- _Stated task_: Copy the listing verbatim, excluding any images found in it.

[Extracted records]
________________________

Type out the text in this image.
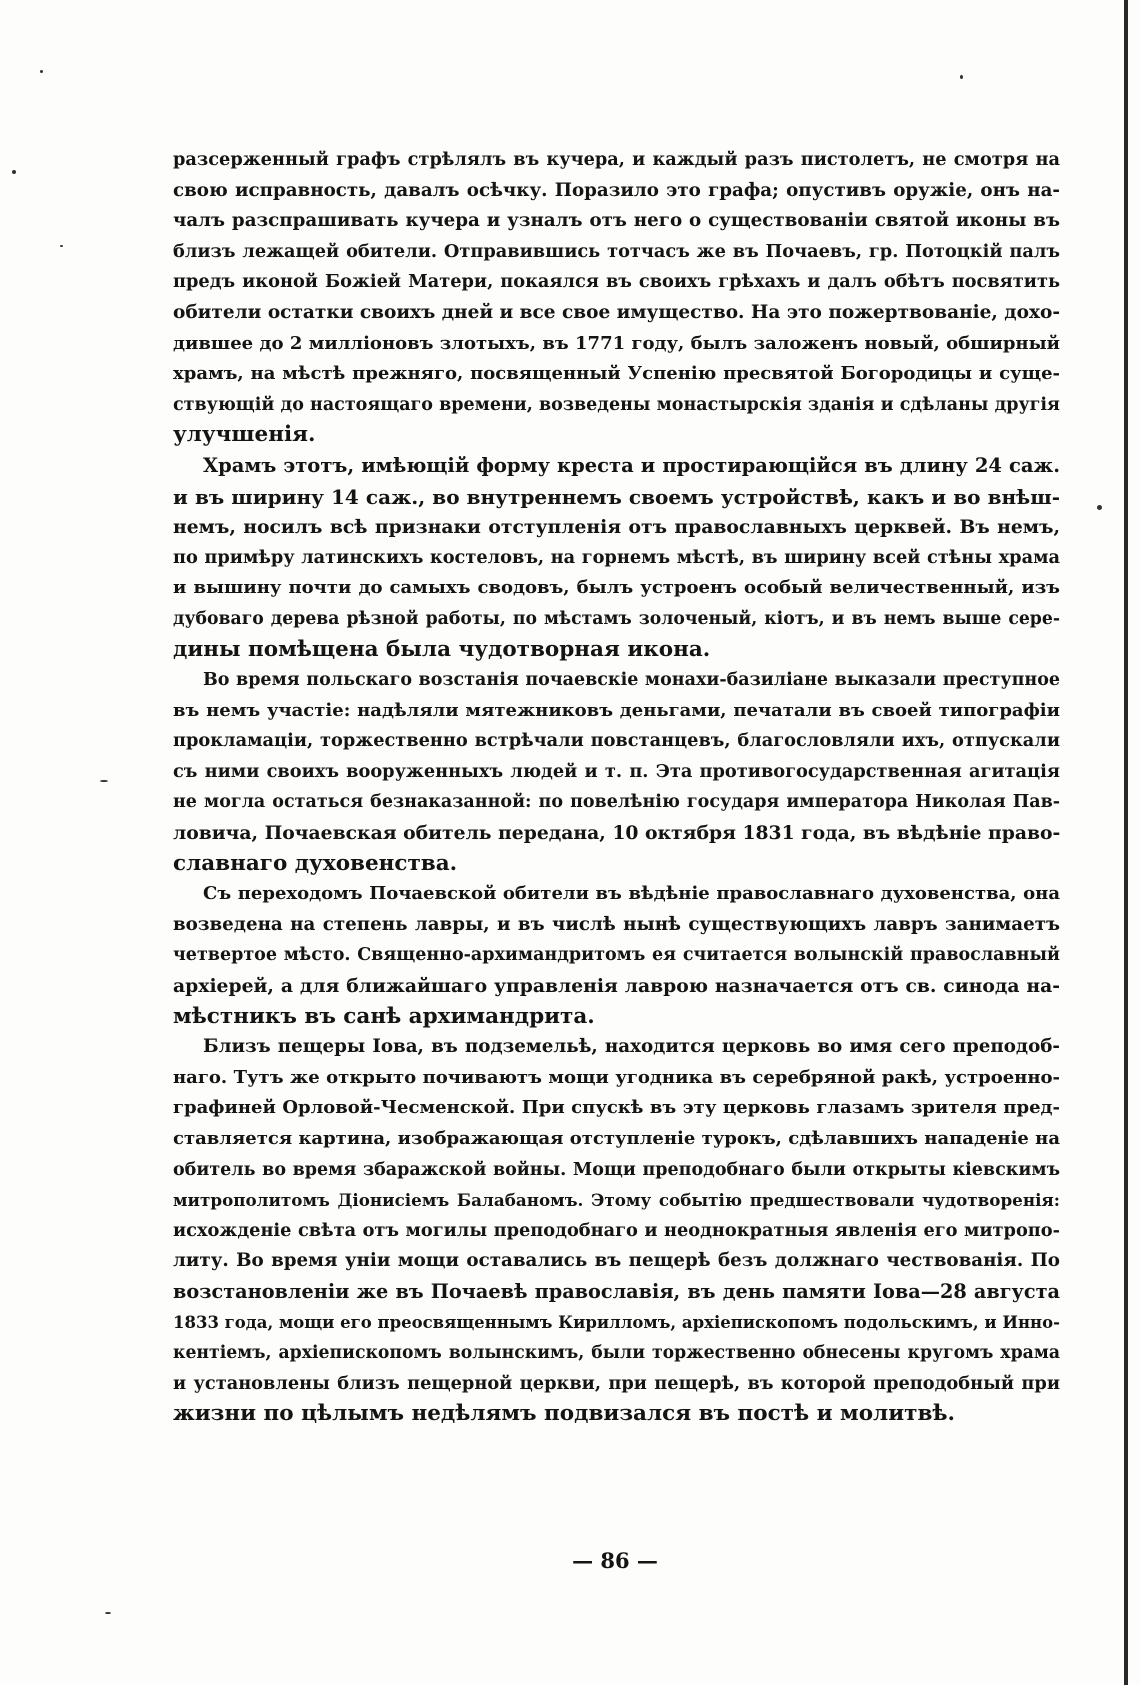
разсерженный графъ стрѣлялъ въ кучера, и каждый разъ пистолетъ, не смотря на
свою исправность, давалъ осѣчку. Поразило это графа; опустивъ оружіе, онъ на-
чалъ разспрашивать кучера и узналъ отъ него о существованіи святой иконы въ
близъ лежащей обители. Отправившись тотчасъ же въ Почаевъ, гр. Потоцкій палъ
предъ иконой Божіей Матери, покаялся въ своихъ грѣхахъ и далъ обѣтъ посвятить
обители остатки своихъ дней и все свое имущество. На это пожертвованіе, дохо-
дившее до 2 милліоновъ злотыхъ, въ 1771 году, былъ заложенъ новый, обширный
храмъ, на мѣстѣ прежняго, посвященный Успенію пресвятой Богородицы и суще-
ствующій до настоящаго времени, возведены монастырскія зданія и сдѣланы другія
улучшенія.
Храмъ этотъ, имѣющій форму креста и простирающійся въ длину 24 саж.
и въ ширину 14 саж., во внутреннемъ своемъ устройствѣ, какъ и во внѣш-
немъ, носилъ всѣ признаки отступленія отъ православныхъ церквей. Въ немъ,
по примѣру латинскихъ костеловъ, на горнемъ мѣстѣ, въ ширину всей стѣны храма
и вышину почти до самыхъ сводовъ, былъ устроенъ особый величественный, изъ
дубоваго дерева рѣзной работы, по мѣстамъ золоченый, кіотъ, и въ немъ выше сере-
дины помѣщена была чудотворная икона.
Во время польскаго возстанія почаевскіе монахи-базиліане выказали преступное
въ немъ участіе: надѣляли мятежниковъ деньгами, печатали въ своей типографіи
прокламаціи, торжественно встрѣчали повстанцевъ, благословляли ихъ, отпускали
съ ними своихъ вооруженныхъ людей и т. п. Эта противогосударственная агитація
не могла остаться безнаказанной: по повелѣнію государя императора Николая Пав-
ловича, Почаевская обитель передана, 10 октября 1831 года, въ вѣдѣніе право-
славнаго духовенства.
Съ переходомъ Почаевской обители въ вѣдѣніе православнаго духовенства, она
возведена на степень лавры, и въ числѣ нынѣ существующихъ лавръ занимаетъ
четвертое мѣсто. Священно-архимандритомъ ея считается волынскій православный
архіерей, а для ближайшаго управленія лаврою назначается отъ св. синода на-
мѣстникъ въ санѣ архимандрита.
Близъ пещеры Іова, въ подземельѣ, находится церковь во имя сего преподоб-
наго. Тутъ же открыто почиваютъ мощи угодника въ серебряной ракѣ, устроенно-
графиней Орловой-Чесменской. При спускѣ въ эту церковь глазамъ зрителя пред-
ставляется картина, изображающая отступленіе турокъ, сдѣлавшихъ нападеніе на
обитель во время збаражской войны. Мощи преподобнаго были открыты кіевскимъ
митрополитомъ Діонисіемъ Балабаномъ. Этому событію предшествовали чудотворенія:
исхожденіе свѣта отъ могилы преподобнаго и неоднократныя явленія его митропо-
литу. Во время уніи мощи оставались въ пещерѣ безъ должнаго чествованія. По
возстановленіи же въ Почаевѣ православія, въ день памяти Іова—28 августа
1833 года, мощи его преосвященнымъ Кирилломъ, архіепископомъ подольскимъ, и Инно-
кентіемъ, архіепископомъ волынскимъ, были торжественно обнесены кругомъ храма
и установлены близъ пещерной церкви, при пещерѣ, въ которой преподобный при
жизни по цѣлымъ недѣлямъ подвизался въ постѣ и молитвѣ.
— 86 —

________________________

- _Answer to this task_:
Type out the text in this image.
разсерженный графъ стрѣлялъ въ кучера, и каждый разъ пистолетъ, не смотря на
свою исправность, давалъ осѣчку. Поразило это графа; опустивъ оружіе, онъ на-
чалъ разспрашивать кучера и узналъ отъ него о существованіи святой иконы въ
близъ лежащей обители. Отправившись тотчасъ же въ Почаевъ, гр. Потоцкій палъ
предъ иконой Божіей Матери, покаялся въ своихъ грѣхахъ и далъ обѣтъ посвятить
обители остатки своихъ дней и все свое имущество. На это пожертвованіе, дохо-
дившее до 2 милліоновъ злотыхъ, въ 1771 году, былъ заложенъ новый, обширный
храмъ, на мѣстѣ прежняго, посвященный Успенію пресвятой Богородицы и суще-
ствующій до настоящаго времени, возведены монастырскія зданія и сдѣланы другія
улучшенія.
Храмъ этотъ, имѣющій форму креста и простирающійся въ длину 24 саж.
и въ ширину 14 саж., во внутреннемъ своемъ устройствѣ, какъ и во внѣш-
немъ, носилъ всѣ признаки отступленія отъ православныхъ церквей. Въ немъ,
по примѣру латинскихъ костеловъ, на горнемъ мѣстѣ, въ ширину всей стѣны храма
и вышину почти до самыхъ сводовъ, былъ устроенъ особый величественный, изъ
дубоваго дерева рѣзной работы, по мѣстамъ золоченый, кіотъ, и въ немъ выше сере-
дины помѣщена была чудотворная икона.
Во время польскаго возстанія почаевскіе монахи-базиліане выказали преступное
въ немъ участіе: надѣляли мятежниковъ деньгами, печатали въ своей типографіи
прокламаціи, торжественно встрѣчали повстанцевъ, благословляли ихъ, отпускали
съ ними своихъ вооруженныхъ людей и т. п. Эта противогосударственная агитація
не могла остаться безнаказанной: по повелѣнію государя императора Николая Пав-
ловича, Почаевская обитель передана, 10 октября 1831 года, въ вѣдѣніе право-
славнаго духовенства.
Съ переходомъ Почаевской обители въ вѣдѣніе православнаго духовенства, она
возведена на степень лавры, и въ числѣ нынѣ существующихъ лавръ занимаетъ
четвертое мѣсто. Священно-архимандритомъ ея считается волынскій православный
архіерей, а для ближайшаго управленія лаврою назначается отъ св. синода на-
мѣстникъ въ санѣ архимандрита.
Близъ пещеры Іова, въ подземельѣ, находится церковь во имя сего преподоб-
наго. Тутъ же открыто почиваютъ мощи угодника въ серебряной ракѣ, устроенно-
графиней Орловой-Чесменской. При спускѣ въ эту церковь глазамъ зрителя пред-
ставляется картина, изображающая отступленіе турокъ, сдѣлавшихъ нападеніе на
обитель во время збаражской войны. Мощи преподобнаго были открыты кіевскимъ
митрополитомъ Діонисіемъ Балабаномъ. Этому событію предшествовали чудотворенія:
исхожденіе свѣта отъ могилы преподобнаго и неоднократныя явленія его митропо-
литу. Во время уніи мощи оставались въ пещерѣ безъ должнаго чествованія. По
возстановленіи же въ Почаевѣ православія, въ день памяти Іова—28 августа
1833 года, мощи его преосвященнымъ Кирилломъ, архіепископомъ подольскимъ, и Инно-
кентіемъ, архіепископомъ волынскимъ, были торжественно обнесены кругомъ храма
и установлены близъ пещерной церкви, при пещерѣ, въ которой преподобный при
жизни по цѣлымъ недѣлямъ подвизался въ постѣ и молитвѣ.
— 86 —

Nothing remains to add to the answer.